Task instructions:
Write out the listing below again, precisely as it is given.

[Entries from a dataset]
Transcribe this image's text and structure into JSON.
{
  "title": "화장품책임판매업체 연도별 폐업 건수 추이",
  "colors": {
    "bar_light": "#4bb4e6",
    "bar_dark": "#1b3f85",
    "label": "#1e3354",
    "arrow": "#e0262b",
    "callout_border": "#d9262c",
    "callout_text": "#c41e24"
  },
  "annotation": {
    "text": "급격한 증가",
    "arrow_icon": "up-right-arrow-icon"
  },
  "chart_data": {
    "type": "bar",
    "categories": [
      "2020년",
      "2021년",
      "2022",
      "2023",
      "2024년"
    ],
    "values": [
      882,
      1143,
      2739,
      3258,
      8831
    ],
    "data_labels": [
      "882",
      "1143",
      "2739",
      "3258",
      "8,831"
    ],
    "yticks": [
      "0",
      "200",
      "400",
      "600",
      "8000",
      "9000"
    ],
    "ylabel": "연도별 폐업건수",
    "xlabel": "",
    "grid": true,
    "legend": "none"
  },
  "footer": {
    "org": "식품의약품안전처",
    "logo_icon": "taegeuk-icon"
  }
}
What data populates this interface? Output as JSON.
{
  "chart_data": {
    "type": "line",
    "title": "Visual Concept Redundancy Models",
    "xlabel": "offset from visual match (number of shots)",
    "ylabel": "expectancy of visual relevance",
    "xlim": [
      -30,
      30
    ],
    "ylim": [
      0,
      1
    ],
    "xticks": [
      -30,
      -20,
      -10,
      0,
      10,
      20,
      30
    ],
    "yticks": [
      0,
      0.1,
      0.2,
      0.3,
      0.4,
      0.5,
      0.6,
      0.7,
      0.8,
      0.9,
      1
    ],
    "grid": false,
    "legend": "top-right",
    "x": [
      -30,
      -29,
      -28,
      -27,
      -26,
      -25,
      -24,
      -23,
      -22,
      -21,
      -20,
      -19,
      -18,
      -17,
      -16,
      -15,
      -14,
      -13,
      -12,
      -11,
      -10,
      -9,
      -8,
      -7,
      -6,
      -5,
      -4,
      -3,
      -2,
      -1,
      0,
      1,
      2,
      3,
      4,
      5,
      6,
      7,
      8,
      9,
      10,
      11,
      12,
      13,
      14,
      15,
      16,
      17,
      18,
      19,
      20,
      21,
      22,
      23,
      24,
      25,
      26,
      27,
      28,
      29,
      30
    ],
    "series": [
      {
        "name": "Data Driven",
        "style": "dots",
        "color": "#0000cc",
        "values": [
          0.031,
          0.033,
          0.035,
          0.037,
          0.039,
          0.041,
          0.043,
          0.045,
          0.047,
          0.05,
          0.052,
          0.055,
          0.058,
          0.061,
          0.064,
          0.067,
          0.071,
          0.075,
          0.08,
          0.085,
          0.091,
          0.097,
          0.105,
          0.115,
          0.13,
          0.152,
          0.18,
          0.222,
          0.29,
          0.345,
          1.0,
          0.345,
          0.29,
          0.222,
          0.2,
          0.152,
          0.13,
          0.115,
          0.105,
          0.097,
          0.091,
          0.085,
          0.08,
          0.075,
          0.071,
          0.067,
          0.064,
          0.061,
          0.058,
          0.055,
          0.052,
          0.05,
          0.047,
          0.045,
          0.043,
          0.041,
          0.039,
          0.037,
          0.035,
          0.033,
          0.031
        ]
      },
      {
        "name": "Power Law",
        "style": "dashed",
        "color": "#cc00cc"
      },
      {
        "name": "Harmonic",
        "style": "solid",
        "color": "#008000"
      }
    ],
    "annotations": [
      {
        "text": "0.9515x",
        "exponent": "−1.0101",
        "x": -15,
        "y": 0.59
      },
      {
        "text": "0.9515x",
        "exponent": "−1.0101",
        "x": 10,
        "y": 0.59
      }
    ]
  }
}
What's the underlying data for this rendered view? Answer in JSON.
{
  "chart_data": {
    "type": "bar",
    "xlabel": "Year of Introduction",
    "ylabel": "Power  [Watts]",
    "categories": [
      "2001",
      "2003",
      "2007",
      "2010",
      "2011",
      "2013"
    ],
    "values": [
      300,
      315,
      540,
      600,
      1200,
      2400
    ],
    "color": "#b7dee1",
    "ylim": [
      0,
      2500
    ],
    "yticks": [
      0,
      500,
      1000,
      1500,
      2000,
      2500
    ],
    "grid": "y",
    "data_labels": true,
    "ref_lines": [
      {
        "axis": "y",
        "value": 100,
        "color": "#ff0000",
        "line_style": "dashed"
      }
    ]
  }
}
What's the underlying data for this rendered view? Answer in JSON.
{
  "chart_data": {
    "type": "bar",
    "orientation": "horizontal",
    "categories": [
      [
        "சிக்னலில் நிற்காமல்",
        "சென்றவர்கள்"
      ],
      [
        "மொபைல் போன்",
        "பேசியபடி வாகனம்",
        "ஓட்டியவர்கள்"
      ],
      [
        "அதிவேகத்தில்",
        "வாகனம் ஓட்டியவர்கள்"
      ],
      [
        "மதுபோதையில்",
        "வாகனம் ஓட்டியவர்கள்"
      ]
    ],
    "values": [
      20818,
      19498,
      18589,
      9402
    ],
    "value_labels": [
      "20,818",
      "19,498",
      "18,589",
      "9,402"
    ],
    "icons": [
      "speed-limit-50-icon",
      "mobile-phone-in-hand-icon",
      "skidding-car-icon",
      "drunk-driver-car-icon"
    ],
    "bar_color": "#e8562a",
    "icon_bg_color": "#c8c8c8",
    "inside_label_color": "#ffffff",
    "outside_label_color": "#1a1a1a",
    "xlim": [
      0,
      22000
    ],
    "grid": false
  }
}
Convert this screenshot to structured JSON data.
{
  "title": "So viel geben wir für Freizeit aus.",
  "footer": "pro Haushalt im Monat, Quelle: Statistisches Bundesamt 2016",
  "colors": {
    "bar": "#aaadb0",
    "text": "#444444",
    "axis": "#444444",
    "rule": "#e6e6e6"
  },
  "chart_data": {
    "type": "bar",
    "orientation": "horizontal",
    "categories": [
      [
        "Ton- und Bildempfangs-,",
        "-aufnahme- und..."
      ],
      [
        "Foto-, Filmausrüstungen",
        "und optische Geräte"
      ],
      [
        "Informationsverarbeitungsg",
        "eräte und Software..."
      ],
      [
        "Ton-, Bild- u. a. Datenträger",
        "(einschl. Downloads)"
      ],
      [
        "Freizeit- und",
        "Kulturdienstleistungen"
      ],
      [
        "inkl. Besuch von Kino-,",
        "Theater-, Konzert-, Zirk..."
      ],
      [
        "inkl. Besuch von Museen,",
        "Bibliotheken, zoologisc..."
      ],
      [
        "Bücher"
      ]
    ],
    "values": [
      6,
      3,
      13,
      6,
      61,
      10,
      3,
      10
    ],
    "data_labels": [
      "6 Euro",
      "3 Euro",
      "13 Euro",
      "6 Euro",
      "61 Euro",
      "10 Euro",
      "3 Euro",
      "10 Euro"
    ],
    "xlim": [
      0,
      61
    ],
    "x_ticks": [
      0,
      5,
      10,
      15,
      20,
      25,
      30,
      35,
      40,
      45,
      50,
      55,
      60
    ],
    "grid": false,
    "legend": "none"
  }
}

Result of this exercise:
Transcribe this image's text and structure into JSON.
{
  "title": "화장품책임판매업체 연도별 폐업 건수 추이",
  "colors": {
    "bar_light": "#4bb4e6",
    "bar_dark": "#1b3f85",
    "label": "#1e3354",
    "arrow": "#e0262b",
    "callout_border": "#d9262c",
    "callout_text": "#c41e24"
  },
  "annotation": {
    "text": "급격한 증가",
    "arrow_icon": "up-right-arrow-icon"
  },
  "chart_data": {
    "type": "bar",
    "categories": [
      "2020년",
      "2021년",
      "2022",
      "2023",
      "2024년"
    ],
    "values": [
      882,
      1143,
      2739,
      3258,
      8831
    ],
    "data_labels": [
      "882",
      "1143",
      "2739",
      "3258",
      "8,831"
    ],
    "yticks": [
      "0",
      "200",
      "400",
      "600",
      "8000",
      "9000"
    ],
    "ylabel": "연도별 폐업건수",
    "xlabel": "",
    "grid": true,
    "legend": "none"
  },
  "footer": {
    "org": "식품의약품안전처",
    "logo_icon": "taegeuk-icon"
  }
}
What data populates this interface? Output as JSON.
{
  "chart_data": {
    "type": "line",
    "title": "Visual Concept Redundancy Models",
    "xlabel": "offset from visual match (number of shots)",
    "ylabel": "expectancy of visual relevance",
    "xlim": [
      -30,
      30
    ],
    "ylim": [
      0,
      1
    ],
    "xticks": [
      -30,
      -20,
      -10,
      0,
      10,
      20,
      30
    ],
    "yticks": [
      0,
      0.1,
      0.2,
      0.3,
      0.4,
      0.5,
      0.6,
      0.7,
      0.8,
      0.9,
      1
    ],
    "grid": false,
    "legend": "top-right",
    "x": [
      -30,
      -29,
      -28,
      -27,
      -26,
      -25,
      -24,
      -23,
      -22,
      -21,
      -20,
      -19,
      -18,
      -17,
      -16,
      -15,
      -14,
      -13,
      -12,
      -11,
      -10,
      -9,
      -8,
      -7,
      -6,
      -5,
      -4,
      -3,
      -2,
      -1,
      0,
      1,
      2,
      3,
      4,
      5,
      6,
      7,
      8,
      9,
      10,
      11,
      12,
      13,
      14,
      15,
      16,
      17,
      18,
      19,
      20,
      21,
      22,
      23,
      24,
      25,
      26,
      27,
      28,
      29,
      30
    ],
    "series": [
      {
        "name": "Data Driven",
        "style": "dots",
        "color": "#0000cc",
        "values": [
          0.031,
          0.033,
          0.035,
          0.037,
          0.039,
          0.041,
          0.043,
          0.045,
          0.047,
          0.05,
          0.052,
          0.055,
          0.058,
          0.061,
          0.064,
          0.067,
          0.071,
          0.075,
          0.08,
          0.085,
          0.091,
          0.097,
          0.105,
          0.115,
          0.13,
          0.152,
          0.18,
          0.222,
          0.29,
          0.345,
          1.0,
          0.345,
          0.29,
          0.222,
          0.2,
          0.152,
          0.13,
          0.115,
          0.105,
          0.097,
          0.091,
          0.085,
          0.08,
          0.075,
          0.071,
          0.067,
          0.064,
          0.061,
          0.058,
          0.055,
          0.052,
          0.05,
          0.047,
          0.045,
          0.043,
          0.041,
          0.039,
          0.037,
          0.035,
          0.033,
          0.031
        ]
      },
      {
        "name": "Power Law",
        "style": "dashed",
        "color": "#cc00cc"
      },
      {
        "name": "Harmonic",
        "style": "solid",
        "color": "#008000"
      }
    ],
    "annotations": [
      {
        "text": "0.9515x",
        "exponent": "−1.0101",
        "x": -15,
        "y": 0.59
      },
      {
        "text": "0.9515x",
        "exponent": "−1.0101",
        "x": 10,
        "y": 0.59
      }
    ]
  }
}
What's the underlying data for this rendered view? Answer in JSON.
{
  "chart_data": {
    "type": "bar",
    "xlabel": "Year of Introduction",
    "ylabel": "Power  [Watts]",
    "categories": [
      "2001",
      "2003",
      "2007",
      "2010",
      "2011",
      "2013"
    ],
    "values": [
      300,
      315,
      540,
      600,
      1200,
      2400
    ],
    "color": "#b7dee1",
    "ylim": [
      0,
      2500
    ],
    "yticks": [
      0,
      500,
      1000,
      1500,
      2000,
      2500
    ],
    "grid": "y",
    "data_labels": true,
    "ref_lines": [
      {
        "axis": "y",
        "value": 100,
        "color": "#ff0000",
        "line_style": "dashed"
      }
    ]
  }
}
What's the underlying data for this rendered view? Answer in JSON.
{
  "chart_data": {
    "type": "bar",
    "orientation": "horizontal",
    "categories": [
      [
        "சிக்னலில் நிற்காமல்",
        "சென்றவர்கள்"
      ],
      [
        "மொபைல் போன்",
        "பேசியபடி வாகனம்",
        "ஓட்டியவர்கள்"
      ],
      [
        "அதிவேகத்தில்",
        "வாகனம் ஓட்டியவர்கள்"
      ],
      [
        "மதுபோதையில்",
        "வாகனம் ஓட்டியவர்கள்"
      ]
    ],
    "values": [
      20818,
      19498,
      18589,
      9402
    ],
    "value_labels": [
      "20,818",
      "19,498",
      "18,589",
      "9,402"
    ],
    "icons": [
      "speed-limit-50-icon",
      "mobile-phone-in-hand-icon",
      "skidding-car-icon",
      "drunk-driver-car-icon"
    ],
    "bar_color": "#e8562a",
    "icon_bg_color": "#c8c8c8",
    "inside_label_color": "#ffffff",
    "outside_label_color": "#1a1a1a",
    "xlim": [
      0,
      22000
    ],
    "grid": false
  }
}
Convert this screenshot to structured JSON data.
{
  "title": "So viel geben wir für Freizeit aus.",
  "footer": "pro Haushalt im Monat, Quelle: Statistisches Bundesamt 2016",
  "colors": {
    "bar": "#aaadb0",
    "text": "#444444",
    "axis": "#444444",
    "rule": "#e6e6e6"
  },
  "chart_data": {
    "type": "bar",
    "orientation": "horizontal",
    "categories": [
      [
        "Ton- und Bildempfangs-,",
        "-aufnahme- und..."
      ],
      [
        "Foto-, Filmausrüstungen",
        "und optische Geräte"
      ],
      [
        "Informationsverarbeitungsg",
        "eräte und Software..."
      ],
      [
        "Ton-, Bild- u. a. Datenträger",
        "(einschl. Downloads)"
      ],
      [
        "Freizeit- und",
        "Kulturdienstleistungen"
      ],
      [
        "inkl. Besuch von Kino-,",
        "Theater-, Konzert-, Zirk..."
      ],
      [
        "inkl. Besuch von Museen,",
        "Bibliotheken, zoologisc..."
      ],
      [
        "Bücher"
      ]
    ],
    "values": [
      6,
      3,
      13,
      6,
      61,
      10,
      3,
      10
    ],
    "data_labels": [
      "6 Euro",
      "3 Euro",
      "13 Euro",
      "6 Euro",
      "61 Euro",
      "10 Euro",
      "3 Euro",
      "10 Euro"
    ],
    "xlim": [
      0,
      61
    ],
    "x_ticks": [
      0,
      5,
      10,
      15,
      20,
      25,
      30,
      35,
      40,
      45,
      50,
      55,
      60
    ],
    "grid": false,
    "legend": "none"
  }
}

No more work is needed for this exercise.